Return each line that holds the word "with".

Records:
- - - - - - -

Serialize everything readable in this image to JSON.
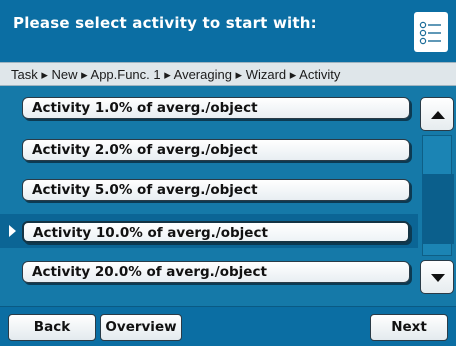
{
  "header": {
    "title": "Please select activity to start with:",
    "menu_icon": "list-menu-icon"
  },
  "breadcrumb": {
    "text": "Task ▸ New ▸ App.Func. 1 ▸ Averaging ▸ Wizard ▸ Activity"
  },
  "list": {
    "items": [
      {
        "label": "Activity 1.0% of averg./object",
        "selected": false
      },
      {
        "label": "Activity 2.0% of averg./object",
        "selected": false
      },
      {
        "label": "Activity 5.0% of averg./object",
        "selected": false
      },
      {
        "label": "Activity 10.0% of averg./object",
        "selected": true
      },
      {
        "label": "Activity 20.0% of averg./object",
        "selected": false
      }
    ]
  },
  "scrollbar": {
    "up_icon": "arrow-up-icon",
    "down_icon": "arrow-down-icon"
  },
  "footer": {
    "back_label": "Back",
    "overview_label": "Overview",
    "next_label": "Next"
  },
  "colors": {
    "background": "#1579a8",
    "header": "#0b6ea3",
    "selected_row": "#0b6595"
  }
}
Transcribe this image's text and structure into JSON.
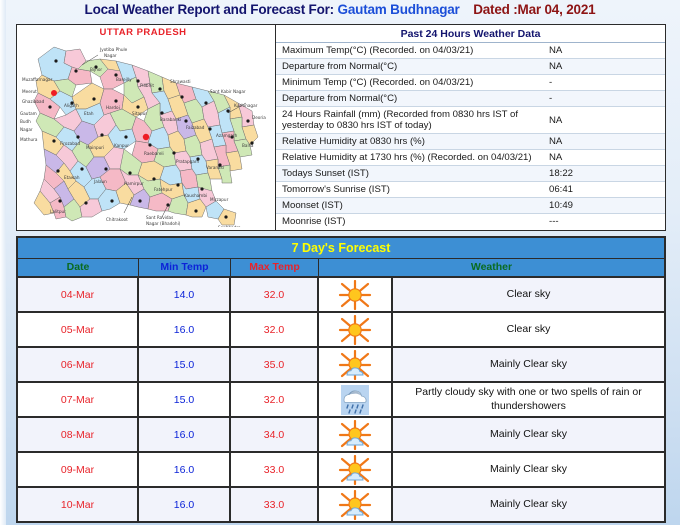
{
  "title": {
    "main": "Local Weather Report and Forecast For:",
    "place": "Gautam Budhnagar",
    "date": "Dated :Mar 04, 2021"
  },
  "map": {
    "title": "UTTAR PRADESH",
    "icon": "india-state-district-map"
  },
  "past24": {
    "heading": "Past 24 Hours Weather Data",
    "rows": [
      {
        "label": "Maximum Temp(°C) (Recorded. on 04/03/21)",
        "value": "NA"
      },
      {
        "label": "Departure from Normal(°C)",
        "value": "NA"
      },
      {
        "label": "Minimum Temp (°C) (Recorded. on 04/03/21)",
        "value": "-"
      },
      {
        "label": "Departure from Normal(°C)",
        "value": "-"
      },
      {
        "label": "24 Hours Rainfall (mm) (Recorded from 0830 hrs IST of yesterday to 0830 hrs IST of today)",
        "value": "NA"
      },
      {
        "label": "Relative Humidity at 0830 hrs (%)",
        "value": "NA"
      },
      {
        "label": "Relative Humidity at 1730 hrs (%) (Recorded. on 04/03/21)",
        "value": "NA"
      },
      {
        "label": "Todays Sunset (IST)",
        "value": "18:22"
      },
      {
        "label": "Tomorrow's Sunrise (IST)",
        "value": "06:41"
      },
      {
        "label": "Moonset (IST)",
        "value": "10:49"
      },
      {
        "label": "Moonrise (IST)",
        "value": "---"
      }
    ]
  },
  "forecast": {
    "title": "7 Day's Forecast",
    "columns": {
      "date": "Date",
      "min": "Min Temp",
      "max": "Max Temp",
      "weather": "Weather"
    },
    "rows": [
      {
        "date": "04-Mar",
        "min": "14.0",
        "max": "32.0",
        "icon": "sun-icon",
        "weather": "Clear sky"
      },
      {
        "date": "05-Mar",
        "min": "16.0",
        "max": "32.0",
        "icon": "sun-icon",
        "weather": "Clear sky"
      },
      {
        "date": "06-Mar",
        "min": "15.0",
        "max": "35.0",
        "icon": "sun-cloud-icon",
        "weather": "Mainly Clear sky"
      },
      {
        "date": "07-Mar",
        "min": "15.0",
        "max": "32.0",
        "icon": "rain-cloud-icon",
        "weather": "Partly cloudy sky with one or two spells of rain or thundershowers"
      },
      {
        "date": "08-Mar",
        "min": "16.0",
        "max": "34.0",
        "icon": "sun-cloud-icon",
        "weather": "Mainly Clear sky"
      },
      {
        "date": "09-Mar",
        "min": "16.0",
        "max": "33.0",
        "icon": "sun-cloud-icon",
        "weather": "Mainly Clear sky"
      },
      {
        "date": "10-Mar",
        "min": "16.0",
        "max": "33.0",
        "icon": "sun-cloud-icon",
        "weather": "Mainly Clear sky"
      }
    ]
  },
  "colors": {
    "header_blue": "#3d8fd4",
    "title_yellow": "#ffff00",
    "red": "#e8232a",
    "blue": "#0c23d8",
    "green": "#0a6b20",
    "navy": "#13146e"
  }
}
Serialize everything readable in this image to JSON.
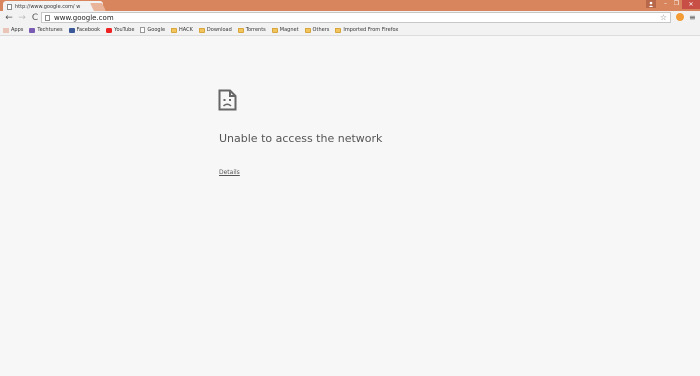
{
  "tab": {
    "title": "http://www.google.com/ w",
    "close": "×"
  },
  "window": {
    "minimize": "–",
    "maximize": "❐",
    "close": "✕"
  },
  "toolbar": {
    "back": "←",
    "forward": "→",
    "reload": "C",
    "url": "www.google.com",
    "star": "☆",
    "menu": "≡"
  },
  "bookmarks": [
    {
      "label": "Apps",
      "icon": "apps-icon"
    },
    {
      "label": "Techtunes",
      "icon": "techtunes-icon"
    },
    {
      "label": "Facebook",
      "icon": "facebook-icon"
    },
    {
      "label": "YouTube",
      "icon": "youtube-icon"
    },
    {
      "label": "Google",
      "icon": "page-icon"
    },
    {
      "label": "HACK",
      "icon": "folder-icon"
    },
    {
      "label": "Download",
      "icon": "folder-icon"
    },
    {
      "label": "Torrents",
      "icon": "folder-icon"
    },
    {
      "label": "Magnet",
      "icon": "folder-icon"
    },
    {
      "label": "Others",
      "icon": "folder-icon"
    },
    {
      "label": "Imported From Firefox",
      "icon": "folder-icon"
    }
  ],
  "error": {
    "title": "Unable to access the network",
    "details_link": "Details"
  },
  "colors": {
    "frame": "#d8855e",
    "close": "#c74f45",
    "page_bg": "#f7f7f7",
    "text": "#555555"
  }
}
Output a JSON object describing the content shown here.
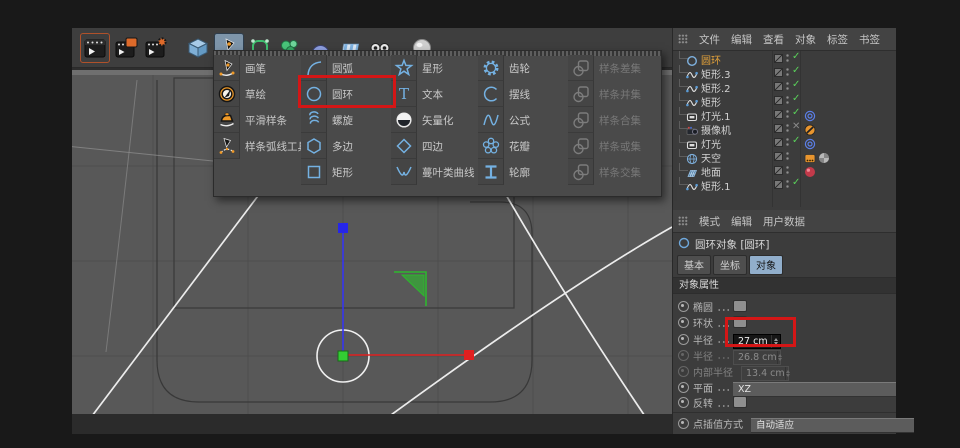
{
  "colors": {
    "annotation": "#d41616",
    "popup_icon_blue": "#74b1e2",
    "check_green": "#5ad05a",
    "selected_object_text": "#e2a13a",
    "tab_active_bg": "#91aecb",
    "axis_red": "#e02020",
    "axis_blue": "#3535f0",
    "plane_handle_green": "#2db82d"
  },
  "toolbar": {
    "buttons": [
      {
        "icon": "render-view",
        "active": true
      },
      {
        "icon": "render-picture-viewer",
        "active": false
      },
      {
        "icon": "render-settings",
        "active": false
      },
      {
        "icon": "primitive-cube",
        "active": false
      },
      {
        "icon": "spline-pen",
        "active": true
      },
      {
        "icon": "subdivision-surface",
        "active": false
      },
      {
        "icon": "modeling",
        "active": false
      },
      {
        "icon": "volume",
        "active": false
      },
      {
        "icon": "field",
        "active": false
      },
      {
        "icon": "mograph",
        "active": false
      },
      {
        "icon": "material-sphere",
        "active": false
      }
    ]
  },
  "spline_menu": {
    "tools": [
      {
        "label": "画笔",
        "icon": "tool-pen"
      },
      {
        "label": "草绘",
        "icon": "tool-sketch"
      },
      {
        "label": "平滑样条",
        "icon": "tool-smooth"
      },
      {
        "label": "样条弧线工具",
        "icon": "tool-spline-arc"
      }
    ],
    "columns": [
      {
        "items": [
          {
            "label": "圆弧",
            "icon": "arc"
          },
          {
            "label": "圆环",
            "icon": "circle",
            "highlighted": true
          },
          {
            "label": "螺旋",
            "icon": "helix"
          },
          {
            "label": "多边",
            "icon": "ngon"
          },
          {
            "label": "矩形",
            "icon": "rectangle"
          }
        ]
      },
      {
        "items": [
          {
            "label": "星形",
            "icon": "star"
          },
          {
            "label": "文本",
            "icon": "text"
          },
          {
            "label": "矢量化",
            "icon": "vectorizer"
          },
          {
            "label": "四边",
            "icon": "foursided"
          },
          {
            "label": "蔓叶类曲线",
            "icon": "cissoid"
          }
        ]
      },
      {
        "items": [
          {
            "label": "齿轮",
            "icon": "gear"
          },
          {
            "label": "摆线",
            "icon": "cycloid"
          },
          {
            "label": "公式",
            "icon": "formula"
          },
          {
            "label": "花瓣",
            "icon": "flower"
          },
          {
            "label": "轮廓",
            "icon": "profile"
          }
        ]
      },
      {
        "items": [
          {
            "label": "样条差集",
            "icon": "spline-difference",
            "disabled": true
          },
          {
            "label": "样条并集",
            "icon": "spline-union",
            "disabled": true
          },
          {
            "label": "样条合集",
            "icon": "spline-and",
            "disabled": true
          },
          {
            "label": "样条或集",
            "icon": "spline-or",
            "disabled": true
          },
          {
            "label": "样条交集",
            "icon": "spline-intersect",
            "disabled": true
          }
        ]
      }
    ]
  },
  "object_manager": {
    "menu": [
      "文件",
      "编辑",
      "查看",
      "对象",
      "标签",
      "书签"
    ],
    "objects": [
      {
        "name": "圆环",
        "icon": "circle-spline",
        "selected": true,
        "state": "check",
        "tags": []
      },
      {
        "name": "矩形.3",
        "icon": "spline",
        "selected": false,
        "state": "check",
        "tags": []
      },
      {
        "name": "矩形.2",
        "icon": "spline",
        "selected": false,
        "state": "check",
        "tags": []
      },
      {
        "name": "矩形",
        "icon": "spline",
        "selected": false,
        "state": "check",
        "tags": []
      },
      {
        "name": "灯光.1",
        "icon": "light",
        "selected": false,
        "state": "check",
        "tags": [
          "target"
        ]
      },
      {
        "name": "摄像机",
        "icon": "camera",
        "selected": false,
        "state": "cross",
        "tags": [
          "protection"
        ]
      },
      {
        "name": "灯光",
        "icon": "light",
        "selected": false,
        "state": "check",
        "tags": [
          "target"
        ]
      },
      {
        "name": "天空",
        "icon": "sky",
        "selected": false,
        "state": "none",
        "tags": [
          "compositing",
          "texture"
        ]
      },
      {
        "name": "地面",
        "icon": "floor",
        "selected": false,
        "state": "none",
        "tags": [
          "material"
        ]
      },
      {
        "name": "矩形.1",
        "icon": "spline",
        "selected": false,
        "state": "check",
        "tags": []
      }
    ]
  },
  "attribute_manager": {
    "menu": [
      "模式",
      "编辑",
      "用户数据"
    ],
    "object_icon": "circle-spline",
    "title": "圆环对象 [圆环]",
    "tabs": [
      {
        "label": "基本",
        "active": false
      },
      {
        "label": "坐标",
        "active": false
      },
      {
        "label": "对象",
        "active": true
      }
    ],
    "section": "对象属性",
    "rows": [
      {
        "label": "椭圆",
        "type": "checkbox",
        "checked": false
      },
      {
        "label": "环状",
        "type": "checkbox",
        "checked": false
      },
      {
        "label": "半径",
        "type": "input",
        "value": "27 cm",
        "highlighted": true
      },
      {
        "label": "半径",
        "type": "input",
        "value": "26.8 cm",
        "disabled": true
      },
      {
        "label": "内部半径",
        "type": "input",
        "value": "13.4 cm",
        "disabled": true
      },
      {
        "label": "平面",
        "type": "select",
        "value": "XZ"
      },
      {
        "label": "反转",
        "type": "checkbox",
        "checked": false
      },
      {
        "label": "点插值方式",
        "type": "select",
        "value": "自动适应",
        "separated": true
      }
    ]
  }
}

- - - - - - -

Answer to the exercise:
    "title": "Please select activity to start with:",
        "weather": "Partly cloudy sky with one or two spells of rain or thundershowers"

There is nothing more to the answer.